◆ CONSIGNES DE L'EXERCICE:
• A. D'après l'article sur le dérèglement climatique, qu'est-ce qui entraînerait l'effondrement des nations et de l'ordre mondial au milieu du siècle ? Répondez en une à trois phrases.
• B. Poursuivez l'article sur le dérèglement climatique et la fin du monde annoncée pour 2050 à partir de son dernier paragraphe.

◆ TEXTE FOURNI:
- - -

Dérèglement climatique : la fin du monde est-elle vraiment pour 2050 ?

Benoît Zagdoun, Benoît Jourdain
Une étude australienne évoque la fin de la civilisation en 2050 si rien n'est fait pour freiner le réchauffement de la Terre. Mais des climatologues soulignent qu'il s'agit du "scénario du pire" et qu'une autre issue reste possible.

La fin du monde, celle mise en scène par Roland Emmerich dans Le Jour d'après ou 2012, surviendrait en 2050, d'après un rapport (lien PDF en anglais) publié en mai par le think tank australien Breakthrough-National Centre for Climate Restoration.

Si rien n'est fait pour limiter le réchauffement climatique, "la planète et l'humanité auront atteint un 'point de non-retour' à la moitié du siècle, dans laquelle la perspective d'une Terre largement inhabitable entraînerait l'effondrement des nations et de l'ordre mondial", avancent les auteurs, David Spratt, directeur de recherche à Breakthrough, et Ian Dunlop, ancien cadre de l'industrie des énergies fossiles. Selon eux, il existe "une forte probabilité que la civilisation humaine touche à sa fin" dans trois décennies.

- - -

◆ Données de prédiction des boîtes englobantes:

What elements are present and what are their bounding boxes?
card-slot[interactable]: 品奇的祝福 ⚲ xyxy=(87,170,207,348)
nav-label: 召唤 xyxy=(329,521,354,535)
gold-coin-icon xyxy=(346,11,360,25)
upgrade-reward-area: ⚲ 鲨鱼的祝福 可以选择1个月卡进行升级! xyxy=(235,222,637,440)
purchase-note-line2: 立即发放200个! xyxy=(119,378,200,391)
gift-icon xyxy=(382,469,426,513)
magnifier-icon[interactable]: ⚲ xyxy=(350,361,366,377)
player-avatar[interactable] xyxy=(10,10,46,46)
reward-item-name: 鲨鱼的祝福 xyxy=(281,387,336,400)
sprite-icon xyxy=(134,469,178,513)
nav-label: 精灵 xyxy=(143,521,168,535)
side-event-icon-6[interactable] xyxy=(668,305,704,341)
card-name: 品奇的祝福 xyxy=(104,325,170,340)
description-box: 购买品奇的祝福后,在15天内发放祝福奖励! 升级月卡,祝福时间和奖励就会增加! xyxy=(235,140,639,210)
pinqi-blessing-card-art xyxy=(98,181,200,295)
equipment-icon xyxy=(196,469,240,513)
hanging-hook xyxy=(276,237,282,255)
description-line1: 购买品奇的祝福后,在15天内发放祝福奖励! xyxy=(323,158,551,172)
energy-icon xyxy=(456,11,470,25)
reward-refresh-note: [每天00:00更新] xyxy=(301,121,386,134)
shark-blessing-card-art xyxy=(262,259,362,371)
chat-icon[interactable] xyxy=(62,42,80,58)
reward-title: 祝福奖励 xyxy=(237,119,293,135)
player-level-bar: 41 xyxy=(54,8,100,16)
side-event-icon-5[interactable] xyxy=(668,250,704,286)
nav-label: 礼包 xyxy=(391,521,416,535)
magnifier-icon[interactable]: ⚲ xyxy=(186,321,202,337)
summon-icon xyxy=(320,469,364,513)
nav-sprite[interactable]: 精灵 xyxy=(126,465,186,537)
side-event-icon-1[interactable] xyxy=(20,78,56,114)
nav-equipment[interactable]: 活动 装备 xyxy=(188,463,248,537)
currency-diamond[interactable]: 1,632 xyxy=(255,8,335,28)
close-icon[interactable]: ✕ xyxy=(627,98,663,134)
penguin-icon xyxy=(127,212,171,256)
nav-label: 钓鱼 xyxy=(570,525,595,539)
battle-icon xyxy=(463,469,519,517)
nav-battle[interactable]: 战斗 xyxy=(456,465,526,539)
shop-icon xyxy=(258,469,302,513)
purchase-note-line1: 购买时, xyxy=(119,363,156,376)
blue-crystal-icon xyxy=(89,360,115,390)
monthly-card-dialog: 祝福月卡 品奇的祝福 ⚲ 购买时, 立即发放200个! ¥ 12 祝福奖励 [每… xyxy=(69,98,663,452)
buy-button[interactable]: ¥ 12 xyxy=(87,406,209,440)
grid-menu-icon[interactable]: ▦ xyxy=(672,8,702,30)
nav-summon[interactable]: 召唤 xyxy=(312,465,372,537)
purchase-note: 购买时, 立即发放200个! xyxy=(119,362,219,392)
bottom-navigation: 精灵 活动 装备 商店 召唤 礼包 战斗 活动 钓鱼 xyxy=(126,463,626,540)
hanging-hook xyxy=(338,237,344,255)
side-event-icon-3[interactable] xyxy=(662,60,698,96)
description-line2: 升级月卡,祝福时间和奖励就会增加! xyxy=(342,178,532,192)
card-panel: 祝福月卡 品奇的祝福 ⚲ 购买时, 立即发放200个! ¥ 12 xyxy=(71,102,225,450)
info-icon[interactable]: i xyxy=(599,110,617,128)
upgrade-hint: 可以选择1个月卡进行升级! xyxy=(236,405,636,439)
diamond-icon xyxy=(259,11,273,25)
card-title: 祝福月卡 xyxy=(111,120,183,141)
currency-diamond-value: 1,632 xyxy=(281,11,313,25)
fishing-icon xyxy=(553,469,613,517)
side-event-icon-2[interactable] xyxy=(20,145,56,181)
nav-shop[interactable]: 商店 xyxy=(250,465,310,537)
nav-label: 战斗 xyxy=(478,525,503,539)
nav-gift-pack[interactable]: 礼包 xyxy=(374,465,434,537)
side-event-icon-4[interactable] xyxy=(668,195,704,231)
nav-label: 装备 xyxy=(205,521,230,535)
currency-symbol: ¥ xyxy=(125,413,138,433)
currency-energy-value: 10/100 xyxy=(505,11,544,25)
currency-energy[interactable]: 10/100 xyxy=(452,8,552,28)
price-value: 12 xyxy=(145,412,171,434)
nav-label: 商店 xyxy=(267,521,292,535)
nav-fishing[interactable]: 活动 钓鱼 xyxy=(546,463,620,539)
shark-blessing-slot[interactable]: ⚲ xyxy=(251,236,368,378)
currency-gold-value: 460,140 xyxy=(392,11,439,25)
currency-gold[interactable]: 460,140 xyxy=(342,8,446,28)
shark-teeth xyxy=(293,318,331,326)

- - -

◆ CORRIGÉ DES ACTIVITÉS:
• A. Selon les auteurs du rapport, si rien n'est fait pour limiter le réchauffement climatique, la planète et l'humanité atteindraient un « point de non-retour » à la moitié du siècle. La perspective d'une Terre largement inhabitable provoquerait alors l'effondrement des nations et de l'ordre mondial.

• B.
Que dit cette étude australienne ?

En dix pages, le rapport brosse un tableau apocalyptique. En 2050, la hausse de la température moyenne à la surface du globe aura atteint 3 °C. Plus de la moitié de la population mondiale sera exposée à des chaleurs létales au moins 20 jours par an. Et cette météo mortelle persistera plus de 100 jours par an en Afrique de l'Ouest, au Moyen-Orient, en Amérique du Sud et en Asie du Sud-Est. Deux milliards d'habitants seront affectés par le manque d'eau.